#### Supplied data
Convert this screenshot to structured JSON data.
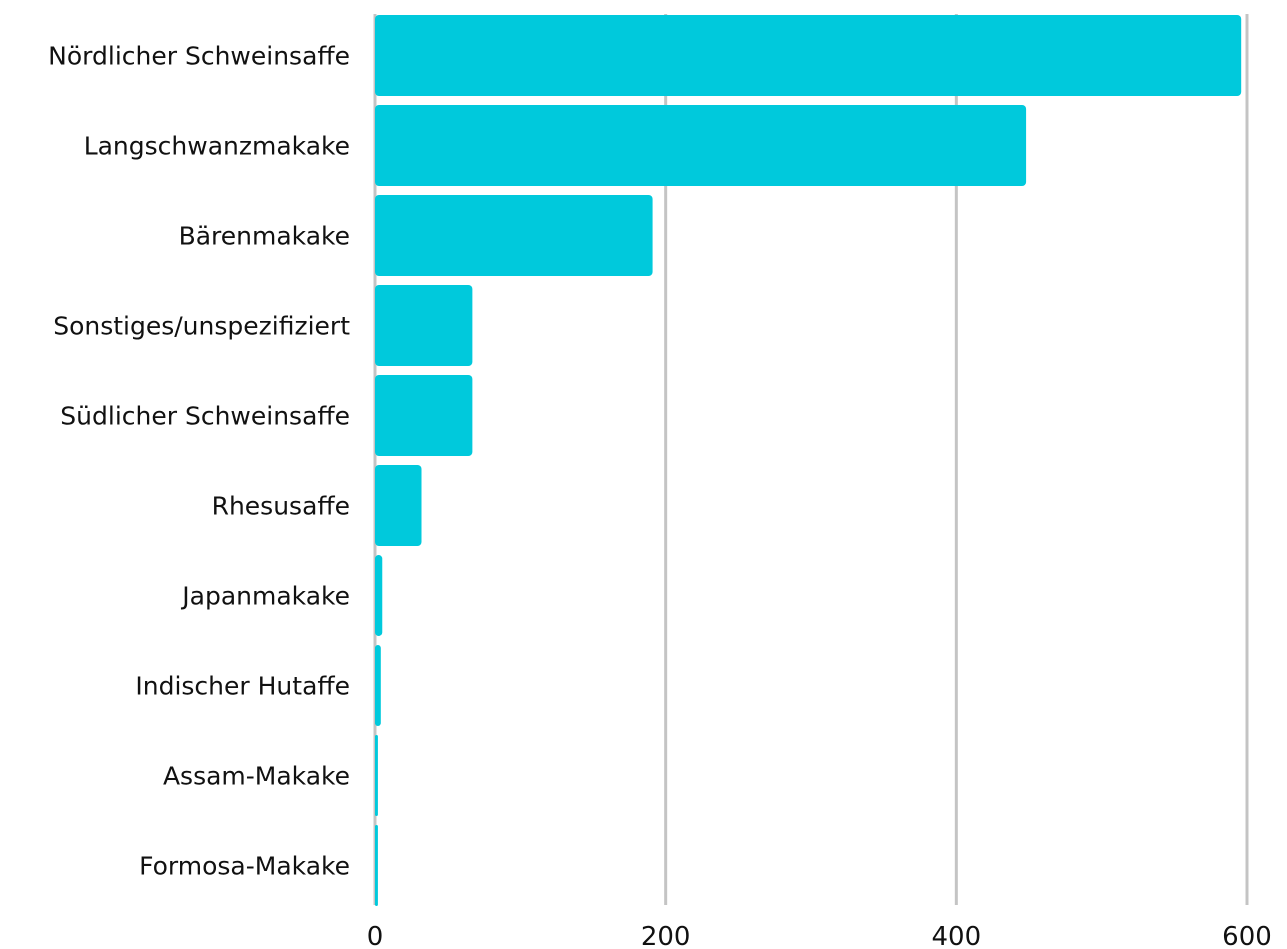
{
  "chart_data": {
    "type": "bar",
    "orientation": "horizontal",
    "categories": [
      "Nördlicher Schweinsaffe",
      "Langschwanzmakake",
      "Bärenmakake",
      "Sonstiges/unspezifiziert",
      "Südlicher Schweinsaffe",
      "Rhesusaffe",
      "Japanmakake",
      "Indischer Hutaffe",
      "Assam-Makake",
      "Formosa-Makake"
    ],
    "values": [
      596,
      448,
      191,
      67,
      67,
      32,
      5,
      4,
      2,
      2
    ],
    "xlim": [
      0,
      600
    ],
    "xticks": [
      "0",
      "200",
      "400",
      "600"
    ],
    "grid": true,
    "bar_color": "#00c9dc",
    "title": "",
    "xlabel": "",
    "ylabel": ""
  }
}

#### What is required
Each line of the data should be quoted exactly, with pictures left out.

#### Solved exercise
Convert this screenshot to structured JSON data.
{
  "chart_data": {
    "type": "bar",
    "orientation": "horizontal",
    "categories": [
      "Nördlicher Schweinsaffe",
      "Langschwanzmakake",
      "Bärenmakake",
      "Sonstiges/unspezifiziert",
      "Südlicher Schweinsaffe",
      "Rhesusaffe",
      "Japanmakake",
      "Indischer Hutaffe",
      "Assam-Makake",
      "Formosa-Makake"
    ],
    "values": [
      596,
      448,
      191,
      67,
      67,
      32,
      5,
      4,
      2,
      2
    ],
    "xlim": [
      0,
      600
    ],
    "xticks": [
      "0",
      "200",
      "400",
      "600"
    ],
    "grid": true,
    "bar_color": "#00c9dc",
    "title": "",
    "xlabel": "",
    "ylabel": ""
  }
}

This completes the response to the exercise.